* SET TASK
Reproduce the records below in their entirety, character for character.
■ ■ ■ ■ ■ ■ ■
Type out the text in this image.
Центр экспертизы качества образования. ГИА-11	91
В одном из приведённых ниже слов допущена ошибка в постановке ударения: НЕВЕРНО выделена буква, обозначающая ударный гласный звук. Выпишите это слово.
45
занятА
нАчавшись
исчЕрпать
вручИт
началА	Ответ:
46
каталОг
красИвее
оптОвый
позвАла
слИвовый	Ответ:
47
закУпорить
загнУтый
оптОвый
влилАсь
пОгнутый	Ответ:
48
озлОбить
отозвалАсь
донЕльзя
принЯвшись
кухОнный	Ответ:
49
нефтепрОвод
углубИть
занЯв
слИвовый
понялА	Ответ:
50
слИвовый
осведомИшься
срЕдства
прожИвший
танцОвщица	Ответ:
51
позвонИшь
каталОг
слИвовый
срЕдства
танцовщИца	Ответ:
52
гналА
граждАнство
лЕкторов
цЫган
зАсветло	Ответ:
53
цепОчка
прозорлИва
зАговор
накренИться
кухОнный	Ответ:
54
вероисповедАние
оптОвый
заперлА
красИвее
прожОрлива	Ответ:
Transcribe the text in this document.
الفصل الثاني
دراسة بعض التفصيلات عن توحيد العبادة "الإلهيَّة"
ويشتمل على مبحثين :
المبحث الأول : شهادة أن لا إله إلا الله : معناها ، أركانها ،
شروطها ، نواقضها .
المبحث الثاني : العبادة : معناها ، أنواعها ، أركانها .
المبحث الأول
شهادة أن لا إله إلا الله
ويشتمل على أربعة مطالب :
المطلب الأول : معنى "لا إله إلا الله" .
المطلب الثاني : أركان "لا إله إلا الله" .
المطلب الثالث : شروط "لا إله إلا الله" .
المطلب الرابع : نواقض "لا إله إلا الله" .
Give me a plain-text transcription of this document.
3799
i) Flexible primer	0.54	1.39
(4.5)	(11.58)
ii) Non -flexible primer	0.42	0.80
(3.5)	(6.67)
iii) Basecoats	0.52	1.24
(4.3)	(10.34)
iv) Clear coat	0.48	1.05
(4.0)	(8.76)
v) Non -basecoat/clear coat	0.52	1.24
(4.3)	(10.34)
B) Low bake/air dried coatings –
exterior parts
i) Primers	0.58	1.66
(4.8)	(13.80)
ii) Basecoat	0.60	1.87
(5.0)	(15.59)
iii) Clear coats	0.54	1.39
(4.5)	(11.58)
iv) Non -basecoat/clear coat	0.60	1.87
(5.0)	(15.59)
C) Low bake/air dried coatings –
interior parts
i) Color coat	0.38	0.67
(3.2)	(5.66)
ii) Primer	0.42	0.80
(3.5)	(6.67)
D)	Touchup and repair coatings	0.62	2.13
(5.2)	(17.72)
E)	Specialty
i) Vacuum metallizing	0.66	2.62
■ ■ ■ ■ ■ ■ ■
* ANSWER FOR THE TASK
Type out the text in this image.
Центр экспертизы качества образования. ГИА-11	91
В одном из приведённых ниже слов допущена ошибка в постановке ударения: НЕВЕРНО выделена буква, обозначающая ударный гласный звук. Выпишите это слово.
45
занятА
нАчавшись
исчЕрпать
вручИт
началА	Ответ:
46
каталОг
красИвее
оптОвый
позвАла
слИвовый	Ответ:
47
закУпорить
загнУтый
оптОвый
влилАсь
пОгнутый	Ответ:
48
озлОбить
отозвалАсь
донЕльзя
принЯвшись
кухОнный	Ответ:
49
нефтепрОвод
углубИть
занЯв
слИвовый
понялА	Ответ:
50
слИвовый
осведомИшься
срЕдства
прожИвший
танцОвщица	Ответ:
51
позвонИшь
каталОг
слИвовый
срЕдства
танцовщИца	Ответ:
52
гналА
граждАнство
лЕкторов
цЫган
зАсветло	Ответ:
53
цепОчка
прозорлИва
зАговор
накренИться
кухОнный	Ответ:
54
вероисповедАние
оптОвый
заперлА
красИвее
прожОрлива	Ответ:
Transcribe the text in this document.
الفصل الثاني
دراسة بعض التفصيلات عن توحيد العبادة "الإلهيَّة"
ويشتمل على مبحثين :
المبحث الأول : شهادة أن لا إله إلا الله : معناها ، أركانها ،
شروطها ، نواقضها .
المبحث الثاني : العبادة : معناها ، أنواعها ، أركانها .
المبحث الأول
شهادة أن لا إله إلا الله
ويشتمل على أربعة مطالب :
المطلب الأول : معنى "لا إله إلا الله" .
المطلب الثاني : أركان "لا إله إلا الله" .
المطلب الثالث : شروط "لا إله إلا الله" .
المطلب الرابع : نواقض "لا إله إلا الله" .
Give me a plain-text transcription of this document.
3799
i) Flexible primer	0.54	1.39
(4.5)	(11.58)
ii) Non -flexible primer	0.42	0.80
(3.5)	(6.67)
iii) Basecoats	0.52	1.24
(4.3)	(10.34)
iv) Clear coat	0.48	1.05
(4.0)	(8.76)
v) Non -basecoat/clear coat	0.52	1.24
(4.3)	(10.34)
B) Low bake/air dried coatings –
exterior parts
i) Primers	0.58	1.66
(4.8)	(13.80)
ii) Basecoat	0.60	1.87
(5.0)	(15.59)
iii) Clear coats	0.54	1.39
(4.5)	(11.58)
iv) Non -basecoat/clear coat	0.60	1.87
(5.0)	(15.59)
C) Low bake/air dried coatings –
interior parts
i) Color coat	0.38	0.67
(3.2)	(5.66)
ii) Primer	0.42	0.80
(3.5)	(6.67)
D)	Touchup and repair coatings	0.62	2.13
(5.2)	(17.72)
E)	Specialty
i) Vacuum metallizing	0.66	2.62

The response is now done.